## Data to process
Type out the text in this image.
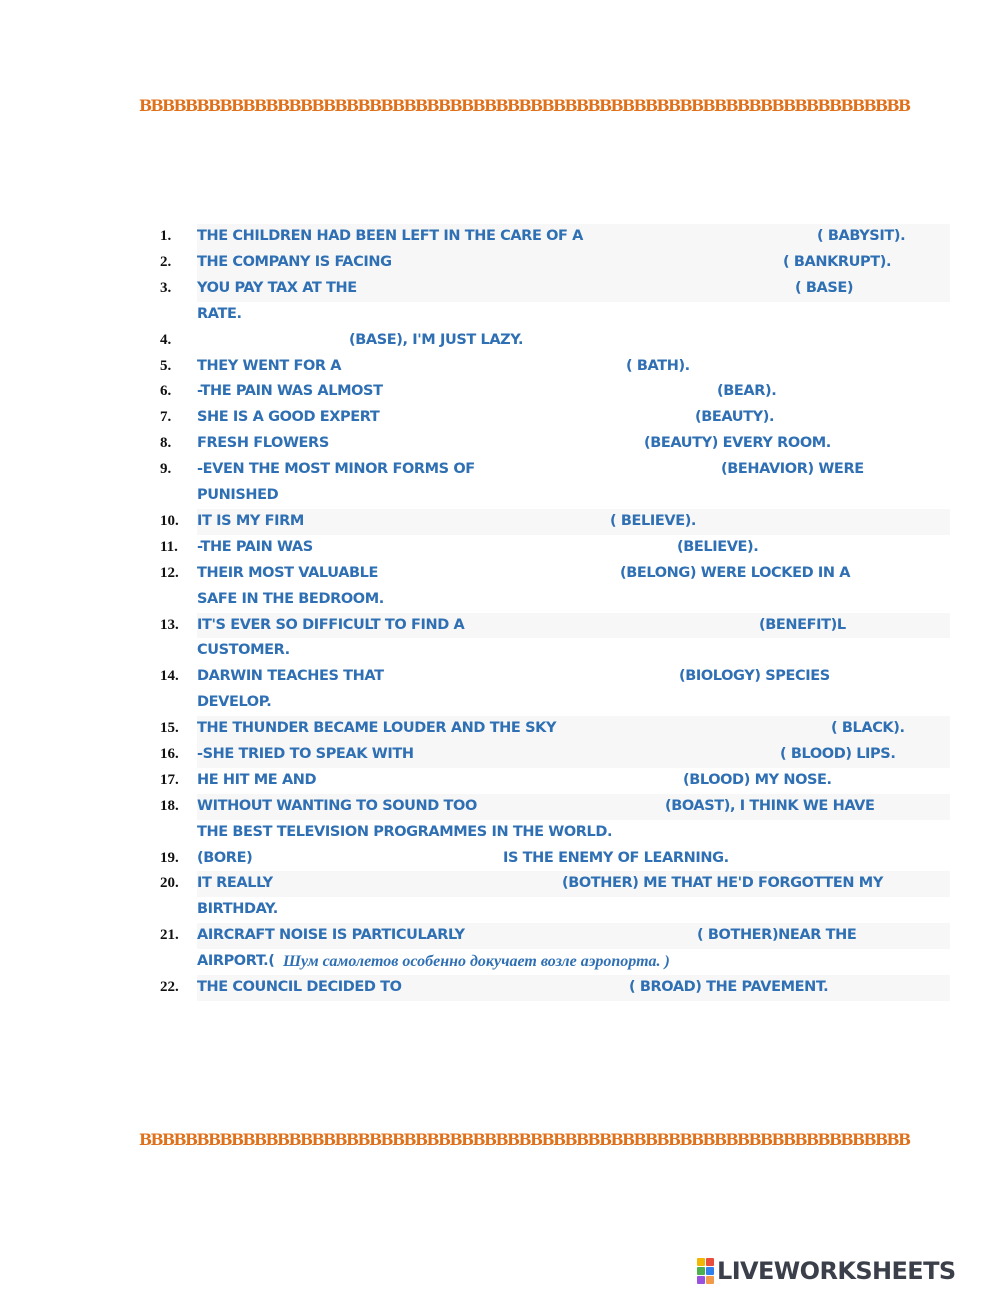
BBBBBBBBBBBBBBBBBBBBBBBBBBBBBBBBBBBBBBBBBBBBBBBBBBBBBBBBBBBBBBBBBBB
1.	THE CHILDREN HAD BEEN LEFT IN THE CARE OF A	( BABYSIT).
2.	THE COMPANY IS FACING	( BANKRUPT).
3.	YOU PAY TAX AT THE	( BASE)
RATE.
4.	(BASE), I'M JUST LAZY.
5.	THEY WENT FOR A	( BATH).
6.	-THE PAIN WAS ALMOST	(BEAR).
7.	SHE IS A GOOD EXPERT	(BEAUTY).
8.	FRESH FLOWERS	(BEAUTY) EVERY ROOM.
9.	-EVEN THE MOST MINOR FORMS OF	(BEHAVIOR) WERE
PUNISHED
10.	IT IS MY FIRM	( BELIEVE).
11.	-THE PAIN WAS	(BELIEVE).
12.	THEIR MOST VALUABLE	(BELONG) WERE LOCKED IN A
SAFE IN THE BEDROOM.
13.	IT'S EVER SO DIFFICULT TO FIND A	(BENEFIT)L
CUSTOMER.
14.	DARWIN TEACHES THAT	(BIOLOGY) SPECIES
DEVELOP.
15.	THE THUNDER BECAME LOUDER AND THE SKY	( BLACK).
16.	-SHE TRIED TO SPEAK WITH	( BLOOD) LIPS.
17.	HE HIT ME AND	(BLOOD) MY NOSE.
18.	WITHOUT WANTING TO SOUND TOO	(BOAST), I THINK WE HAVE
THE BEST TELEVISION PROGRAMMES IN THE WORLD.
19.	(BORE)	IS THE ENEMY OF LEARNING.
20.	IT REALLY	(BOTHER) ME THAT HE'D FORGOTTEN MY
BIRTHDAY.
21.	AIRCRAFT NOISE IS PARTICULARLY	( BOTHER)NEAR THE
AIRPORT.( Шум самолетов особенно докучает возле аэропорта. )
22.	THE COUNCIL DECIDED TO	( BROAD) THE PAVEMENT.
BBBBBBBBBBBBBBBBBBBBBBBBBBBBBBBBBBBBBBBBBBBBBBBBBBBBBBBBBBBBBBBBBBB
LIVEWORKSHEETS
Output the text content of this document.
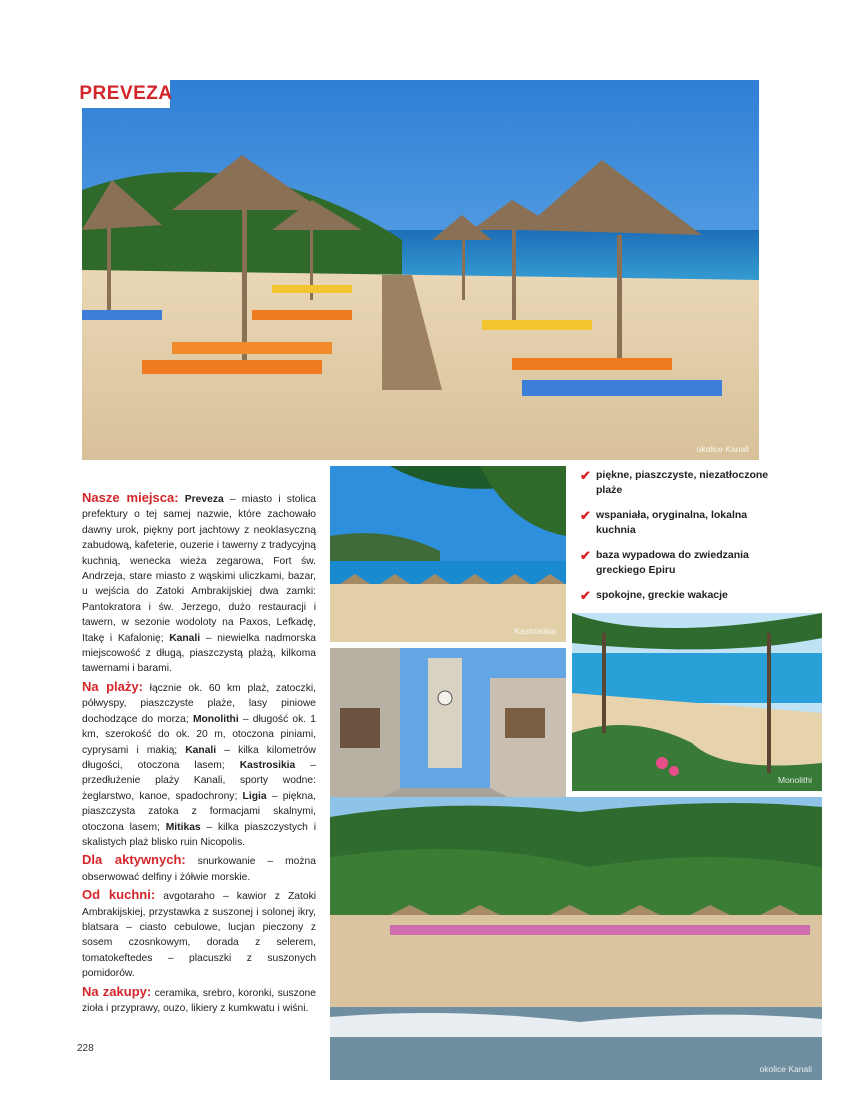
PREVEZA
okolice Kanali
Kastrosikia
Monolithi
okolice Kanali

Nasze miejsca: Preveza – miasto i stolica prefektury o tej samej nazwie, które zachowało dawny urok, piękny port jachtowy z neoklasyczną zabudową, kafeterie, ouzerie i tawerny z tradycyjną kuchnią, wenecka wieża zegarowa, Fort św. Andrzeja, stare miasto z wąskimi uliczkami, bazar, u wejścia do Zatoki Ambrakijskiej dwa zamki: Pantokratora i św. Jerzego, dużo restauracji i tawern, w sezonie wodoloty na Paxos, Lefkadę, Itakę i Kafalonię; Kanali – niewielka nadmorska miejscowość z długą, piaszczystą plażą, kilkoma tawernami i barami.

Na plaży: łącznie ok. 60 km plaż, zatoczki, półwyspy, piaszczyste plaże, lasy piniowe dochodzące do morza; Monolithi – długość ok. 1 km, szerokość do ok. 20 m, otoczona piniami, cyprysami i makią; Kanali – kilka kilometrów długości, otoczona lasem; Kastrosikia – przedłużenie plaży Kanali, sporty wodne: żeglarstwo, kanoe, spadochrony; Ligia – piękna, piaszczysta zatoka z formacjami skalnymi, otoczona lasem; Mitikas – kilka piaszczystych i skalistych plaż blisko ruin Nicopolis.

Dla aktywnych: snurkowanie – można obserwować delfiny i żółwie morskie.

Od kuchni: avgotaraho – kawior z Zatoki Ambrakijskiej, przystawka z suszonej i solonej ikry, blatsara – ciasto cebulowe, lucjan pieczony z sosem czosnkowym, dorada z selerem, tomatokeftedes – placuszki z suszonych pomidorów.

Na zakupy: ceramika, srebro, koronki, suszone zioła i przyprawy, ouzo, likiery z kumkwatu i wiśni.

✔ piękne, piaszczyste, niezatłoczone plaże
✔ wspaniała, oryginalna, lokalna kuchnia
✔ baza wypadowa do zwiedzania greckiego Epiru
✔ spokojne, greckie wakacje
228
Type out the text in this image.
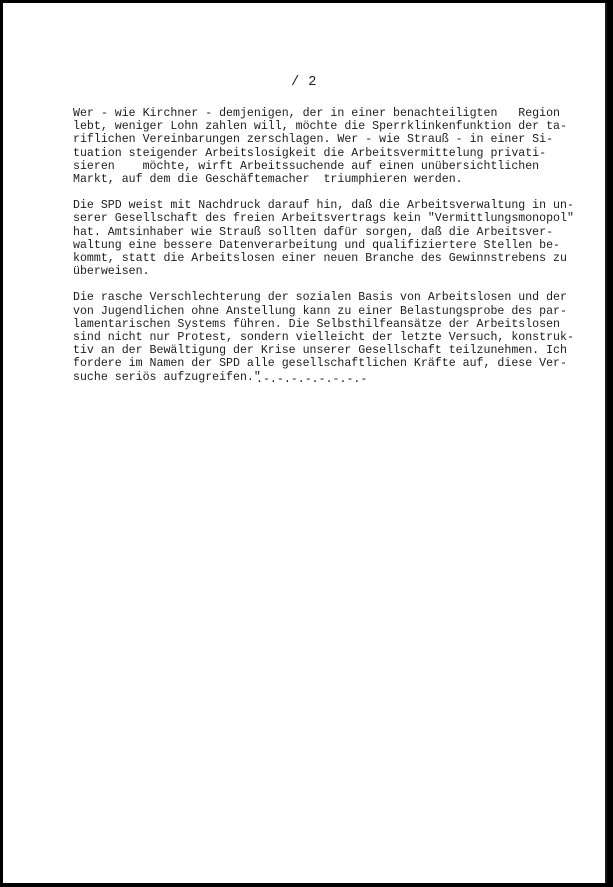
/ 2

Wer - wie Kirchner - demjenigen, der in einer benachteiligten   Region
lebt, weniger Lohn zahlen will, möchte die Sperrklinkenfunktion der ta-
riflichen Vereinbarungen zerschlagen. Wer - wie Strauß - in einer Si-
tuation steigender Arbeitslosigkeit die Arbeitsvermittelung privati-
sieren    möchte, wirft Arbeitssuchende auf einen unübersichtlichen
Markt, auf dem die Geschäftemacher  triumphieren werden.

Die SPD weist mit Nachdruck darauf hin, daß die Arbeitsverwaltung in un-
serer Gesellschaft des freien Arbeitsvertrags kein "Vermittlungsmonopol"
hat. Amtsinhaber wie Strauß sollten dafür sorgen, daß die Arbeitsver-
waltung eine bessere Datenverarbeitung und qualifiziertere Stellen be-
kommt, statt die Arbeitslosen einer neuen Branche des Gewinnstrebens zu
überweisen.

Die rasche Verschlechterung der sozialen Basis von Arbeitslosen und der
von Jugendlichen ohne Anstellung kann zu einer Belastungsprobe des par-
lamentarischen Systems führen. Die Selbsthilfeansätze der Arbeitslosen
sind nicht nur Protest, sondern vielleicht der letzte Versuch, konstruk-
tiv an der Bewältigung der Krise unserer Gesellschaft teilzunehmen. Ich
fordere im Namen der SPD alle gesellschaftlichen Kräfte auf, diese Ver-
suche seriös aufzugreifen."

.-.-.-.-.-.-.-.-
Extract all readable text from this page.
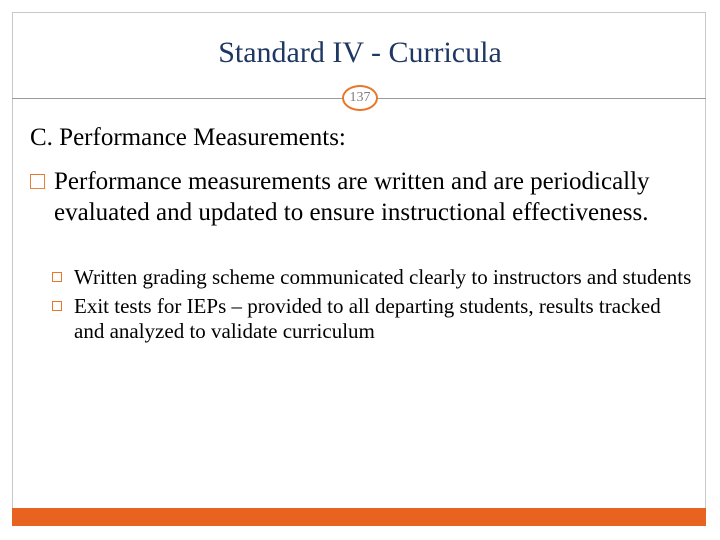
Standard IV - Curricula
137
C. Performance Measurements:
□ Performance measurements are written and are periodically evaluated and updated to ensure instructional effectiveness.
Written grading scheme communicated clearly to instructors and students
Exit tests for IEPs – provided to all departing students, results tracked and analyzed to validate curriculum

## Exercise task
Which lines hold the word "piaszczyste"? Copy each of them from the records.

## Task response
Na plaży: łącznie ok. 60 km plaż, zatoczki, półwyspy, piaszczyste plaże, lasy piniowe dochodzące do morza; Monolithi – długość ok. 1 km, szerokość do ok. 20 m, otoczona piniami, cyprysami i makią; Kanali – kilka kilometrów długości, otoczona lasem; Kastrosikia – przedłużenie plaży Kanali, sporty wodne: żeglarstwo, kanoe, spadochrony; Ligia – piękna, piaszczysta zatoka z formacjami skalnymi, otoczona lasem; Mitikas – kilka piaszczystych i skalistych plaż blisko ruin Nicopolis.
✔ piękne, piaszczyste, niezatłoczone plaże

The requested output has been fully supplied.